--- Begin Given data ---

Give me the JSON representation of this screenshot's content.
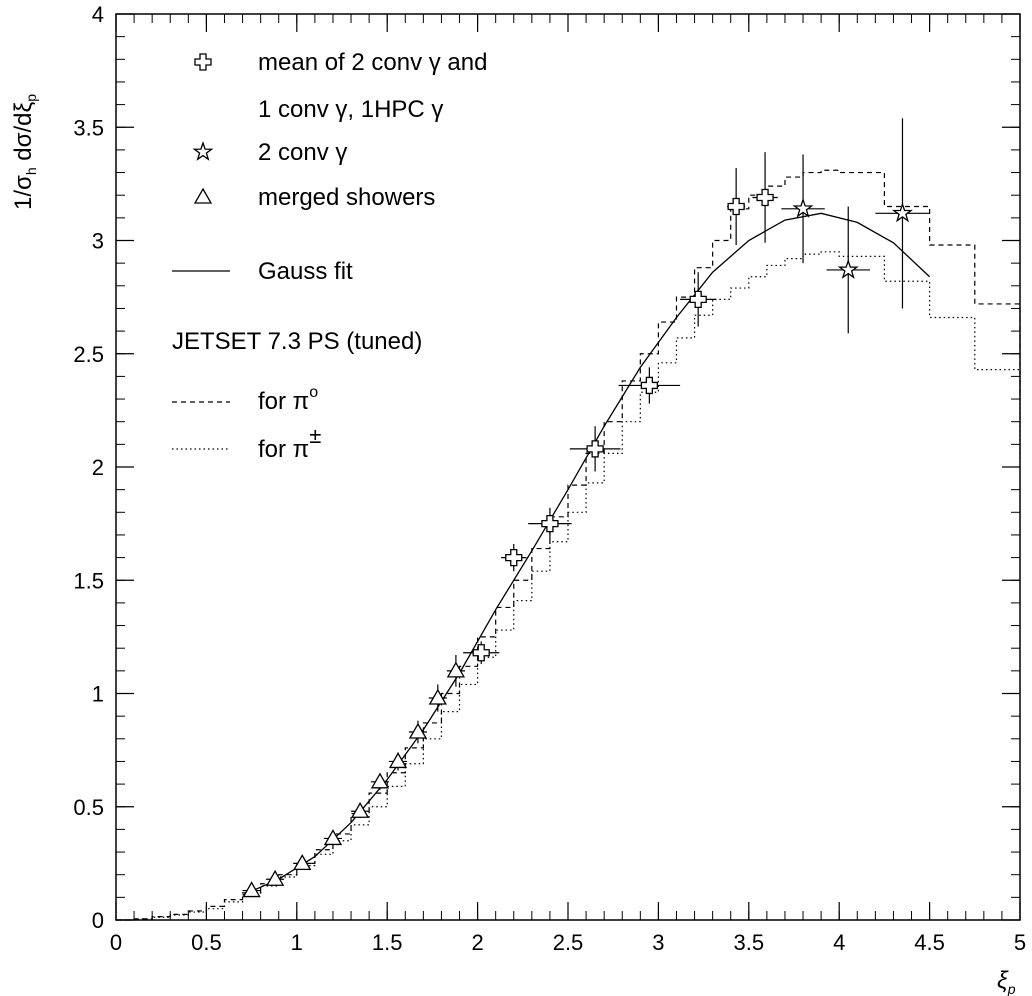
{
  "chart_data": {
    "type": "scatter",
    "title": "",
    "xlabel": "ξ",
    "xlabel_sub": "p",
    "ylabel": "1/σ",
    "ylabel_sub": "h",
    "ylabel_rest": " dσ/dξ",
    "ylabel_sub2": "p",
    "xlim": [
      0,
      5
    ],
    "ylim": [
      0,
      4
    ],
    "x_ticks": [
      {
        "value": 0,
        "label": "0"
      },
      {
        "value": 0.5,
        "label": "0.5"
      },
      {
        "value": 1,
        "label": "1"
      },
      {
        "value": 1.5,
        "label": "1.5"
      },
      {
        "value": 2,
        "label": "2"
      },
      {
        "value": 2.5,
        "label": "2.5"
      },
      {
        "value": 3,
        "label": "3"
      },
      {
        "value": 3.5,
        "label": "3.5"
      },
      {
        "value": 4,
        "label": "4"
      },
      {
        "value": 4.5,
        "label": "4.5"
      },
      {
        "value": 5,
        "label": "5"
      }
    ],
    "y_ticks": [
      {
        "value": 0,
        "label": "0"
      },
      {
        "value": 0.5,
        "label": "0.5"
      },
      {
        "value": 1,
        "label": "1"
      },
      {
        "value": 1.5,
        "label": "1.5"
      },
      {
        "value": 2,
        "label": "2"
      },
      {
        "value": 2.5,
        "label": "2.5"
      },
      {
        "value": 3,
        "label": "3"
      },
      {
        "value": 3.5,
        "label": "3.5"
      },
      {
        "value": 4,
        "label": "4"
      }
    ],
    "grid": false,
    "legend_position": "top-left",
    "legend": {
      "cross_line1": "mean of 2 conv γ and",
      "cross_line2": "1 conv γ, 1HPC γ",
      "star": "2 conv γ",
      "triangle": "merged showers",
      "fit": "Gauss fit",
      "jetset": "JETSET 7.3 PS (tuned)",
      "dashed_prefix": "for π",
      "dashed_sup": "o",
      "dotted_prefix": "for π",
      "dotted_sup": "±"
    },
    "series": [
      {
        "name": "mean of 2 conv γ and 1 conv γ, 1HPC γ",
        "marker": "cross",
        "points": [
          {
            "x": 2.02,
            "y": 1.18,
            "xerr": 0.1,
            "yerr": 0.05
          },
          {
            "x": 2.2,
            "y": 1.6,
            "xerr": 0.07,
            "yerr": 0.06
          },
          {
            "x": 2.4,
            "y": 1.75,
            "xerr": 0.12,
            "yerr": 0.07
          },
          {
            "x": 2.65,
            "y": 2.08,
            "xerr": 0.14,
            "yerr": 0.1
          },
          {
            "x": 2.95,
            "y": 2.36,
            "xerr": 0.17,
            "yerr": 0.08
          },
          {
            "x": 3.22,
            "y": 2.74,
            "xerr": 0.1,
            "yerr": 0.12
          },
          {
            "x": 3.43,
            "y": 3.15,
            "xerr": 0.05,
            "yerr": 0.17
          },
          {
            "x": 3.59,
            "y": 3.19,
            "xerr": 0.07,
            "yerr": 0.2
          }
        ]
      },
      {
        "name": "2 conv γ",
        "marker": "star",
        "points": [
          {
            "x": 3.8,
            "y": 3.14,
            "xerr": 0.12,
            "yerr": 0.24
          },
          {
            "x": 4.05,
            "y": 2.87,
            "xerr": 0.12,
            "yerr": 0.28
          },
          {
            "x": 4.35,
            "y": 3.12,
            "xerr": 0.15,
            "yerr": 0.42
          }
        ]
      },
      {
        "name": "merged showers",
        "marker": "triangle",
        "points": [
          {
            "x": 0.75,
            "y": 0.13,
            "xerr": 0.05,
            "yerr": 0.015
          },
          {
            "x": 0.88,
            "y": 0.18,
            "xerr": 0.05,
            "yerr": 0.02
          },
          {
            "x": 1.03,
            "y": 0.25,
            "xerr": 0.05,
            "yerr": 0.025
          },
          {
            "x": 1.2,
            "y": 0.36,
            "xerr": 0.05,
            "yerr": 0.03
          },
          {
            "x": 1.35,
            "y": 0.48,
            "xerr": 0.05,
            "yerr": 0.03
          },
          {
            "x": 1.46,
            "y": 0.61,
            "xerr": 0.05,
            "yerr": 0.035
          },
          {
            "x": 1.56,
            "y": 0.7,
            "xerr": 0.05,
            "yerr": 0.04
          },
          {
            "x": 1.67,
            "y": 0.83,
            "xerr": 0.05,
            "yerr": 0.05
          },
          {
            "x": 1.78,
            "y": 0.98,
            "xerr": 0.05,
            "yerr": 0.06
          },
          {
            "x": 1.88,
            "y": 1.1,
            "xerr": 0.05,
            "yerr": 0.07
          }
        ]
      },
      {
        "name": "Gauss fit",
        "type": "line",
        "style": "solid",
        "points": [
          [
            0.7,
            0.11
          ],
          [
            0.9,
            0.18
          ],
          [
            1.1,
            0.28
          ],
          [
            1.3,
            0.43
          ],
          [
            1.5,
            0.62
          ],
          [
            1.7,
            0.84
          ],
          [
            1.9,
            1.09
          ],
          [
            2.1,
            1.37
          ],
          [
            2.3,
            1.63
          ],
          [
            2.5,
            1.9
          ],
          [
            2.7,
            2.18
          ],
          [
            2.9,
            2.44
          ],
          [
            3.1,
            2.66
          ],
          [
            3.3,
            2.86
          ],
          [
            3.5,
            3.0
          ],
          [
            3.7,
            3.09
          ],
          [
            3.9,
            3.12
          ],
          [
            4.1,
            3.08
          ],
          [
            4.3,
            2.99
          ],
          [
            4.5,
            2.84
          ]
        ]
      },
      {
        "name": "for π o",
        "type": "step",
        "style": "dashed",
        "edges": [
          0.0,
          0.1,
          0.2,
          0.3,
          0.4,
          0.5,
          0.6,
          0.7,
          0.8,
          0.9,
          1.0,
          1.1,
          1.2,
          1.3,
          1.4,
          1.5,
          1.6,
          1.7,
          1.8,
          1.9,
          2.0,
          2.1,
          2.2,
          2.3,
          2.4,
          2.5,
          2.6,
          2.7,
          2.8,
          2.9,
          3.0,
          3.1,
          3.2,
          3.3,
          3.4,
          3.5,
          3.6,
          3.7,
          3.8,
          3.9,
          4.0,
          4.25,
          4.5,
          4.75,
          5.0
        ],
        "values": [
          0.0,
          0.005,
          0.015,
          0.025,
          0.04,
          0.06,
          0.09,
          0.12,
          0.16,
          0.2,
          0.25,
          0.31,
          0.38,
          0.47,
          0.56,
          0.65,
          0.76,
          0.87,
          1.0,
          1.12,
          1.25,
          1.38,
          1.5,
          1.64,
          1.78,
          1.92,
          2.06,
          2.2,
          2.38,
          2.5,
          2.64,
          2.75,
          2.88,
          3.0,
          3.14,
          3.2,
          3.24,
          3.28,
          3.3,
          3.31,
          3.3,
          3.15,
          2.98,
          2.72,
          2.3
        ]
      },
      {
        "name": "for π ±",
        "type": "step",
        "style": "dotted",
        "edges": [
          0.0,
          0.1,
          0.2,
          0.3,
          0.4,
          0.5,
          0.6,
          0.7,
          0.8,
          0.9,
          1.0,
          1.1,
          1.2,
          1.3,
          1.4,
          1.5,
          1.6,
          1.7,
          1.8,
          1.9,
          2.0,
          2.1,
          2.2,
          2.3,
          2.4,
          2.5,
          2.6,
          2.7,
          2.8,
          2.9,
          3.0,
          3.1,
          3.2,
          3.3,
          3.4,
          3.5,
          3.6,
          3.7,
          3.8,
          3.9,
          4.0,
          4.25,
          4.5,
          4.75,
          5.0
        ],
        "values": [
          0.0,
          0.004,
          0.012,
          0.022,
          0.035,
          0.05,
          0.08,
          0.11,
          0.15,
          0.19,
          0.24,
          0.29,
          0.35,
          0.42,
          0.5,
          0.59,
          0.69,
          0.8,
          0.92,
          1.04,
          1.16,
          1.28,
          1.41,
          1.54,
          1.67,
          1.8,
          1.93,
          2.06,
          2.2,
          2.33,
          2.46,
          2.57,
          2.67,
          2.74,
          2.79,
          2.84,
          2.89,
          2.92,
          2.94,
          2.95,
          2.93,
          2.82,
          2.66,
          2.43,
          2.03
        ]
      }
    ]
  }
}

--- End Given data ---

- Instructions to follow:
Only the number is wanted: how many lines in the data include the word "merged"?

- Full response:
2